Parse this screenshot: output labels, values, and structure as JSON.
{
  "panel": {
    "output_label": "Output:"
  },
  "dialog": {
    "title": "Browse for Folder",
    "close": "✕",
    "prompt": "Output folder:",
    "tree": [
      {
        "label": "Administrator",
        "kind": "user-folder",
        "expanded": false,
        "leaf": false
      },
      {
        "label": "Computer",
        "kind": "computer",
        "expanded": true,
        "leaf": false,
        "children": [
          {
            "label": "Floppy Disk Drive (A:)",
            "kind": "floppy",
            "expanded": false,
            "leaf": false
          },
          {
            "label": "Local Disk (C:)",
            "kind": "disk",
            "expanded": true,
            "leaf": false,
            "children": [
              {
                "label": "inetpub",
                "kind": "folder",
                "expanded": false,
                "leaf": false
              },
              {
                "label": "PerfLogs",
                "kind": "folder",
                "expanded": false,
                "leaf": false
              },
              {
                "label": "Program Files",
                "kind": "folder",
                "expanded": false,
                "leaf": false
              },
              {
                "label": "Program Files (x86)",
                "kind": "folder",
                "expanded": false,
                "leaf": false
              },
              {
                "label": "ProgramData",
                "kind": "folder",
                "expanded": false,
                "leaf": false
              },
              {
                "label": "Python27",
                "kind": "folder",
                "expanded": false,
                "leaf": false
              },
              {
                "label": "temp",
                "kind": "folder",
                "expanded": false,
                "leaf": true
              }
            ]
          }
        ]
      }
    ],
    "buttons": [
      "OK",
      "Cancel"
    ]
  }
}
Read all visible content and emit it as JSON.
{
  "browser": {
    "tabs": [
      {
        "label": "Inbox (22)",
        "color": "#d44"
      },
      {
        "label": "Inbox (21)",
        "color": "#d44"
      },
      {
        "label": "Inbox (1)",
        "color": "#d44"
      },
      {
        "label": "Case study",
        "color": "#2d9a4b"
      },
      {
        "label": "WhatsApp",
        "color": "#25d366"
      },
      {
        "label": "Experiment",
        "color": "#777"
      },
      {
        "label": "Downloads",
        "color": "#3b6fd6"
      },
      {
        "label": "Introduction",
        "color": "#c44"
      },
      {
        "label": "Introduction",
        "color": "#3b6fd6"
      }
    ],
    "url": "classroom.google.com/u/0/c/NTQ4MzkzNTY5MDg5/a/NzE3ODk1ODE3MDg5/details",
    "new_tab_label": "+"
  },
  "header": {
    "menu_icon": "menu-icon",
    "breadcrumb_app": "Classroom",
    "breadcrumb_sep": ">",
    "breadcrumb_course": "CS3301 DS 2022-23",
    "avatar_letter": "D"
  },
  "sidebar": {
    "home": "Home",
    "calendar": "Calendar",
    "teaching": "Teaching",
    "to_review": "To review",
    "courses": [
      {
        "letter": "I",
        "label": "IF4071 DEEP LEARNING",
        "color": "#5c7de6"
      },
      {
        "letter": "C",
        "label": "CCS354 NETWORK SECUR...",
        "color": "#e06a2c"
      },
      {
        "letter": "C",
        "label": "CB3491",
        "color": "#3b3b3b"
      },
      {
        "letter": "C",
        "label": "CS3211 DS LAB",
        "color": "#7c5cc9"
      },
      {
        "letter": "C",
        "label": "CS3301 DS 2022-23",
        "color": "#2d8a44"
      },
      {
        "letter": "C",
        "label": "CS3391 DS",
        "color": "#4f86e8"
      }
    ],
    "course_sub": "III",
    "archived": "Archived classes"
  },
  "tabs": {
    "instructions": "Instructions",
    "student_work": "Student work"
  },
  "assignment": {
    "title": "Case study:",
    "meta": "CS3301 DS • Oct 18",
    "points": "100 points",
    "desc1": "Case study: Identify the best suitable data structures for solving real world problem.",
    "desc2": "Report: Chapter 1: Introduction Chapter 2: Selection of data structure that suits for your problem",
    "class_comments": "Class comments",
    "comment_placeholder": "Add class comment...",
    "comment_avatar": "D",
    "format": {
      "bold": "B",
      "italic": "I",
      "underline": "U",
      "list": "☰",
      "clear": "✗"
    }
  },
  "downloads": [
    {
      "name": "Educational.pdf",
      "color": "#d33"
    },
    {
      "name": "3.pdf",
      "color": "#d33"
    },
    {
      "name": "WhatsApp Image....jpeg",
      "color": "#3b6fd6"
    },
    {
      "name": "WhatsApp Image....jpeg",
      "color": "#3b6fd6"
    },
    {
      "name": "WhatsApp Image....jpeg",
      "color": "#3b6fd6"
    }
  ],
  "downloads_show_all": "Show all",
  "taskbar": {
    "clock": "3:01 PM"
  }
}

────────

Repeat the records above exactly, from the first line to the last.

Parse this screenshot: output labels, values, and structure as JSON.
{
  "panel": {
    "output_label": "Output:"
  },
  "dialog": {
    "title": "Browse for Folder",
    "close": "✕",
    "prompt": "Output folder:",
    "tree": [
      {
        "label": "Administrator",
        "kind": "user-folder",
        "expanded": false,
        "leaf": false
      },
      {
        "label": "Computer",
        "kind": "computer",
        "expanded": true,
        "leaf": false,
        "children": [
          {
            "label": "Floppy Disk Drive (A:)",
            "kind": "floppy",
            "expanded": false,
            "leaf": false
          },
          {
            "label": "Local Disk (C:)",
            "kind": "disk",
            "expanded": true,
            "leaf": false,
            "children": [
              {
                "label": "inetpub",
                "kind": "folder",
                "expanded": false,
                "leaf": false
              },
              {
                "label": "PerfLogs",
                "kind": "folder",
                "expanded": false,
                "leaf": false
              },
              {
                "label": "Program Files",
                "kind": "folder",
                "expanded": false,
                "leaf": false
              },
              {
                "label": "Program Files (x86)",
                "kind": "folder",
                "expanded": false,
                "leaf": false
              },
              {
                "label": "ProgramData",
                "kind": "folder",
                "expanded": false,
                "leaf": false
              },
              {
                "label": "Python27",
                "kind": "folder",
                "expanded": false,
                "leaf": false
              },
              {
                "label": "temp",
                "kind": "folder",
                "expanded": false,
                "leaf": true
              }
            ]
          }
        ]
      }
    ],
    "buttons": [
      "OK",
      "Cancel"
    ]
  }
}
Read all visible content and emit it as JSON.
{
  "browser": {
    "tabs": [
      {
        "label": "Inbox (22)",
        "color": "#d44"
      },
      {
        "label": "Inbox (21)",
        "color": "#d44"
      },
      {
        "label": "Inbox (1)",
        "color": "#d44"
      },
      {
        "label": "Case study",
        "color": "#2d9a4b"
      },
      {
        "label": "WhatsApp",
        "color": "#25d366"
      },
      {
        "label": "Experiment",
        "color": "#777"
      },
      {
        "label": "Downloads",
        "color": "#3b6fd6"
      },
      {
        "label": "Introduction",
        "color": "#c44"
      },
      {
        "label": "Introduction",
        "color": "#3b6fd6"
      }
    ],
    "url": "classroom.google.com/u/0/c/NTQ4MzkzNTY5MDg5/a/NzE3ODk1ODE3MDg5/details",
    "new_tab_label": "+"
  },
  "header": {
    "menu_icon": "menu-icon",
    "breadcrumb_app": "Classroom",
    "breadcrumb_sep": ">",
    "breadcrumb_course": "CS3301 DS 2022-23",
    "avatar_letter": "D"
  },
  "sidebar": {
    "home": "Home",
    "calendar": "Calendar",
    "teaching": "Teaching",
    "to_review": "To review",
    "courses": [
      {
        "letter": "I",
        "label": "IF4071 DEEP LEARNING",
        "color": "#5c7de6"
      },
      {
        "letter": "C",
        "label": "CCS354 NETWORK SECUR...",
        "color": "#e06a2c"
      },
      {
        "letter": "C",
        "label": "CB3491",
        "color": "#3b3b3b"
      },
      {
        "letter": "C",
        "label": "CS3211 DS LAB",
        "color": "#7c5cc9"
      },
      {
        "letter": "C",
        "label": "CS3301 DS 2022-23",
        "color": "#2d8a44"
      },
      {
        "letter": "C",
        "label": "CS3391 DS",
        "color": "#4f86e8"
      }
    ],
    "course_sub": "III",
    "archived": "Archived classes"
  },
  "tabs": {
    "instructions": "Instructions",
    "student_work": "Student work"
  },
  "assignment": {
    "title": "Case study:",
    "meta": "CS3301 DS • Oct 18",
    "points": "100 points",
    "desc1": "Case study: Identify the best suitable data structures for solving real world problem.",
    "desc2": "Report: Chapter 1: Introduction Chapter 2: Selection of data structure that suits for your problem",
    "class_comments": "Class comments",
    "comment_placeholder": "Add class comment...",
    "comment_avatar": "D",
    "format": {
      "bold": "B",
      "italic": "I",
      "underline": "U",
      "list": "☰",
      "clear": "✗"
    }
  },
  "downloads": [
    {
      "name": "Educational.pdf",
      "color": "#d33"
    },
    {
      "name": "3.pdf",
      "color": "#d33"
    },
    {
      "name": "WhatsApp Image....jpeg",
      "color": "#3b6fd6"
    },
    {
      "name": "WhatsApp Image....jpeg",
      "color": "#3b6fd6"
    },
    {
      "name": "WhatsApp Image....jpeg",
      "color": "#3b6fd6"
    }
  ],
  "downloads_show_all": "Show all",
  "taskbar": {
    "clock": "3:01 PM"
  }
}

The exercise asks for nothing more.